## Required task
Transcribe the listing below word for word.
— START OF Records for this exercise —
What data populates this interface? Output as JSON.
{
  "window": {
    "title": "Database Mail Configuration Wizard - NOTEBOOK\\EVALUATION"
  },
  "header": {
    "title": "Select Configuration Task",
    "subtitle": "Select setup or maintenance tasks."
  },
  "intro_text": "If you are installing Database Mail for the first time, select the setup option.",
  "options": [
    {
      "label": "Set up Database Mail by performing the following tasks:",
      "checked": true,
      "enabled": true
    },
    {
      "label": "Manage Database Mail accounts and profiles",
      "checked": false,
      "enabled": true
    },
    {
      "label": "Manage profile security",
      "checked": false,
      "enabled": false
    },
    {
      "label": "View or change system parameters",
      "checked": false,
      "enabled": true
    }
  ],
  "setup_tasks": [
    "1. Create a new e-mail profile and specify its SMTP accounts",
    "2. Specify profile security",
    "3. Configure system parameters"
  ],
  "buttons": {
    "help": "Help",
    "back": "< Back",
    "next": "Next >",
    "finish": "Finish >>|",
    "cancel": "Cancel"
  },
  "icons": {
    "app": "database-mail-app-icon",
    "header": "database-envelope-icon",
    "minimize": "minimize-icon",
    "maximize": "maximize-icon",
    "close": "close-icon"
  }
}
— END OF Records for this exercise —
## Result
What data populates this interface? Output as JSON.
{
  "window": {
    "title": "Database Mail Configuration Wizard - NOTEBOOK\\EVALUATION"
  },
  "header": {
    "title": "Select Configuration Task",
    "subtitle": "Select setup or maintenance tasks."
  },
  "intro_text": "If you are installing Database Mail for the first time, select the setup option.",
  "options": [
    {
      "label": "Set up Database Mail by performing the following tasks:",
      "checked": true,
      "enabled": true
    },
    {
      "label": "Manage Database Mail accounts and profiles",
      "checked": false,
      "enabled": true
    },
    {
      "label": "Manage profile security",
      "checked": false,
      "enabled": false
    },
    {
      "label": "View or change system parameters",
      "checked": false,
      "enabled": true
    }
  ],
  "setup_tasks": [
    "1. Create a new e-mail profile and specify its SMTP accounts",
    "2. Specify profile security",
    "3. Configure system parameters"
  ],
  "buttons": {
    "help": "Help",
    "back": "< Back",
    "next": "Next >",
    "finish": "Finish >>|",
    "cancel": "Cancel"
  },
  "icons": {
    "app": "database-mail-app-icon",
    "header": "database-envelope-icon",
    "minimize": "minimize-icon",
    "maximize": "maximize-icon",
    "close": "close-icon"
  }
}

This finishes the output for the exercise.